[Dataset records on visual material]
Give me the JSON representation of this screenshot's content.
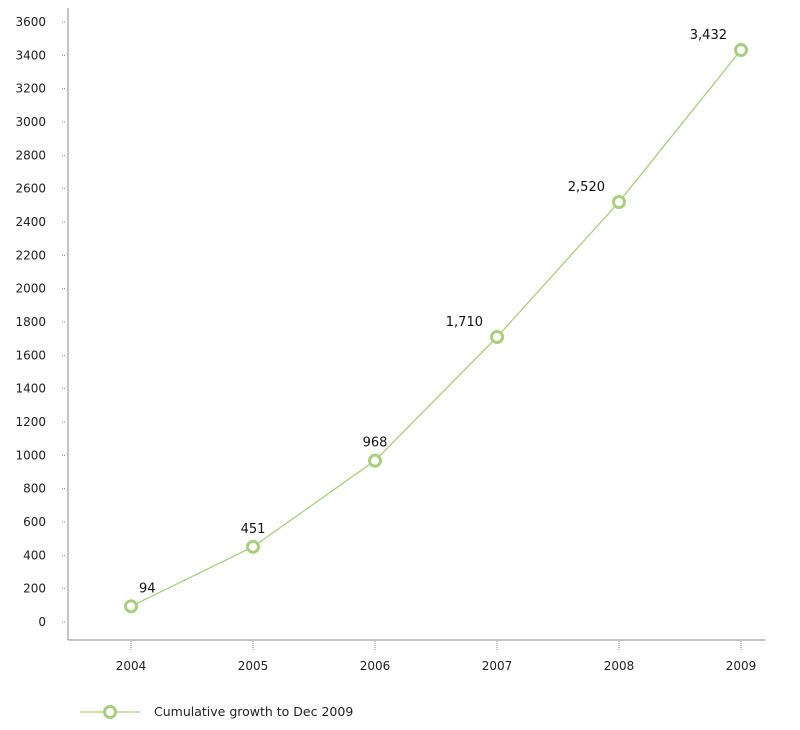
{
  "chart_data": {
    "type": "line",
    "x": [
      "2004",
      "2005",
      "2006",
      "2007",
      "2008",
      "2009"
    ],
    "y_ticks": [
      0,
      200,
      400,
      600,
      800,
      1000,
      1200,
      1400,
      1600,
      1800,
      2000,
      2200,
      2400,
      2600,
      2800,
      3000,
      3200,
      3400,
      3600
    ],
    "ylim": [
      0,
      3600
    ],
    "grid": false,
    "legend_position": "bottom-left",
    "series": [
      {
        "name": "Cumulative growth to Dec 2009",
        "values": [
          94,
          451,
          968,
          1710,
          2520,
          3432
        ],
        "labels": [
          "94",
          "451",
          "968",
          "1,710",
          "2,520",
          "3,432"
        ],
        "color": "#a8cf7c"
      }
    ],
    "axis_color": "#888888"
  }
}
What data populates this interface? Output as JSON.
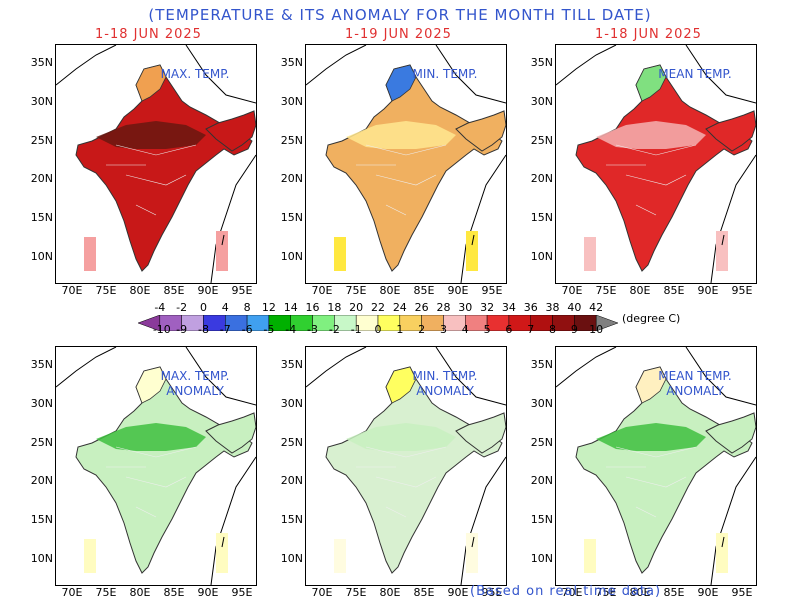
{
  "title": "(TEMPERATURE & ITS  ANOMALY FOR THE MONTH TILL DATE)",
  "footer": "(Based on real time data)",
  "unit": "(degree C)",
  "panels": [
    {
      "id": "max",
      "period": "1-18 JUN 2025",
      "label": [
        "MAX. TEMP."
      ],
      "fill": "#c81818",
      "north": "#f0a050",
      "center": "#6a1810",
      "inset": "#f5a0a0"
    },
    {
      "id": "min",
      "period": "1-19 JUN 2025",
      "label": [
        "MIN. TEMP."
      ],
      "fill": "#f0b060",
      "north": "#3a7ae0",
      "center": "#ffe890",
      "inset": "#ffe840"
    },
    {
      "id": "mean",
      "period": "1-18 JUN 2025",
      "label": [
        "MEAN TEMP."
      ],
      "fill": "#e02828",
      "north": "#80e080",
      "center": "#f4b0b0",
      "inset": "#f8c0c0"
    },
    {
      "id": "maxa",
      "period": "",
      "label": [
        "MAX. TEMP.",
        "ANOMALY"
      ],
      "fill": "#c8f0c0",
      "north": "#ffffd0",
      "center": "#40c040",
      "inset": "#fffcc0"
    },
    {
      "id": "mina",
      "period": "",
      "label": [
        "MIN. TEMP.",
        "ANOMALY"
      ],
      "fill": "#d8f0d0",
      "north": "#ffff60",
      "center": "#c8f0c0",
      "inset": "#fffce0"
    },
    {
      "id": "meana",
      "period": "",
      "label": [
        "MEAN TEMP.",
        "ANOMALY"
      ],
      "fill": "#c8f0c0",
      "north": "#fff0c0",
      "center": "#40c040",
      "inset": "#fffcc0"
    }
  ],
  "yticks": [
    "35N",
    "30N",
    "25N",
    "20N",
    "15N",
    "10N"
  ],
  "xticks": [
    "70E",
    "75E",
    "80E",
    "85E",
    "90E",
    "95E"
  ],
  "colorbar": {
    "top_labels": [
      "-4",
      "-2",
      "0",
      "4",
      "8",
      "12",
      "14",
      "16",
      "18",
      "20",
      "22",
      "24",
      "26",
      "28",
      "30",
      "32",
      "34",
      "36",
      "38",
      "40",
      "42"
    ],
    "bottom_labels": [
      "-10",
      "-9",
      "-8",
      "-7",
      "-6",
      "-5",
      "-4",
      "-3",
      "-2",
      "-1",
      "0",
      "1",
      "2",
      "3",
      "4",
      "5",
      "6",
      "7",
      "8",
      "9",
      "10"
    ],
    "colors": [
      "#8a3a9a",
      "#a060c0",
      "#c0a0e0",
      "#3a3ae0",
      "#3a70e0",
      "#40a0f0",
      "#00b000",
      "#30d030",
      "#80f080",
      "#c8f8c8",
      "#ffffd0",
      "#ffff60",
      "#f8d060",
      "#f0b060",
      "#f8c0c0",
      "#f08080",
      "#e83030",
      "#d01818",
      "#b01010",
      "#901010",
      "#6a1010",
      "#808080"
    ]
  }
}
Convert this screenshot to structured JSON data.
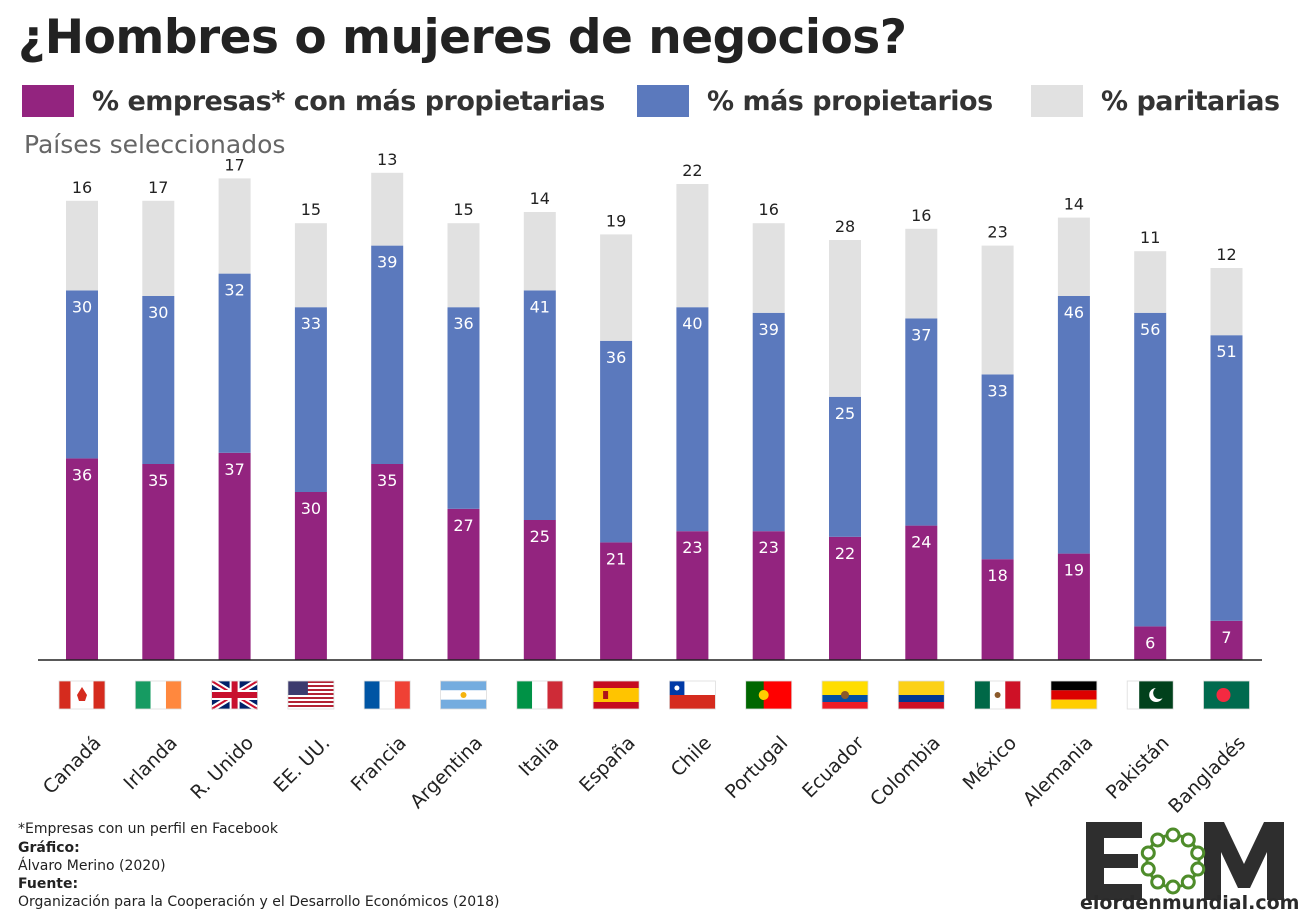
{
  "title": "¿Hombres o mujeres de negocios?",
  "subtitle": "Países seleccionados",
  "legend": [
    {
      "label": "% empresas* con más propietarias",
      "color": "#93247f"
    },
    {
      "label": "% más propietarios",
      "color": "#5b79bd"
    },
    {
      "label": "% paritarias",
      "color": "#e1e1e1"
    }
  ],
  "chart_data": {
    "type": "bar",
    "stacked": true,
    "categories": [
      "Canadá",
      "Irlanda",
      "R. Unido",
      "EE. UU.",
      "Francia",
      "Argentina",
      "Italia",
      "España",
      "Chile",
      "Portugal",
      "Ecuador",
      "Colombia",
      "México",
      "Alemania",
      "Pakistán",
      "Bangladés"
    ],
    "series": [
      {
        "name": "% empresas* con más propietarias",
        "color": "#93247f",
        "values": [
          36,
          35,
          37,
          30,
          35,
          27,
          25,
          21,
          23,
          23,
          22,
          24,
          18,
          19,
          6,
          7
        ]
      },
      {
        "name": "% más propietarios",
        "color": "#5b79bd",
        "values": [
          30,
          30,
          32,
          33,
          39,
          36,
          41,
          36,
          40,
          39,
          25,
          37,
          33,
          46,
          56,
          51
        ]
      },
      {
        "name": "% paritarias",
        "color": "#e1e1e1",
        "values": [
          16,
          17,
          17,
          15,
          13,
          15,
          14,
          19,
          22,
          16,
          28,
          16,
          23,
          14,
          11,
          12
        ]
      }
    ],
    "flags": [
      "canada-flag",
      "ireland-flag",
      "uk-flag",
      "usa-flag",
      "france-flag",
      "argentina-flag",
      "italy-flag",
      "spain-flag",
      "chile-flag",
      "portugal-flag",
      "ecuador-flag",
      "colombia-flag",
      "mexico-flag",
      "germany-flag",
      "pakistan-flag",
      "bangladesh-flag"
    ],
    "grid": false,
    "legend_position": "top"
  },
  "footer": {
    "note": "*Empresas con un perfil en Facebook",
    "grafico_label": "Gráfico:",
    "grafico_value": "Álvaro Merino (2020)",
    "fuente_label": "Fuente:",
    "fuente_value": "Organización para la Cooperación y el Desarrollo Económicos (2018)"
  },
  "logo": {
    "text": "elordenmundial.com",
    "color": "#4e8c2a"
  }
}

• EXERCISE
Look above for lines with the word "JSON" and copy them all.

• ANSWER TO THE TASK
Give me the JSON representation of this screenshot's content.
What data populates this interface? Output as JSON.
Convert this screenshot to structured JSON data.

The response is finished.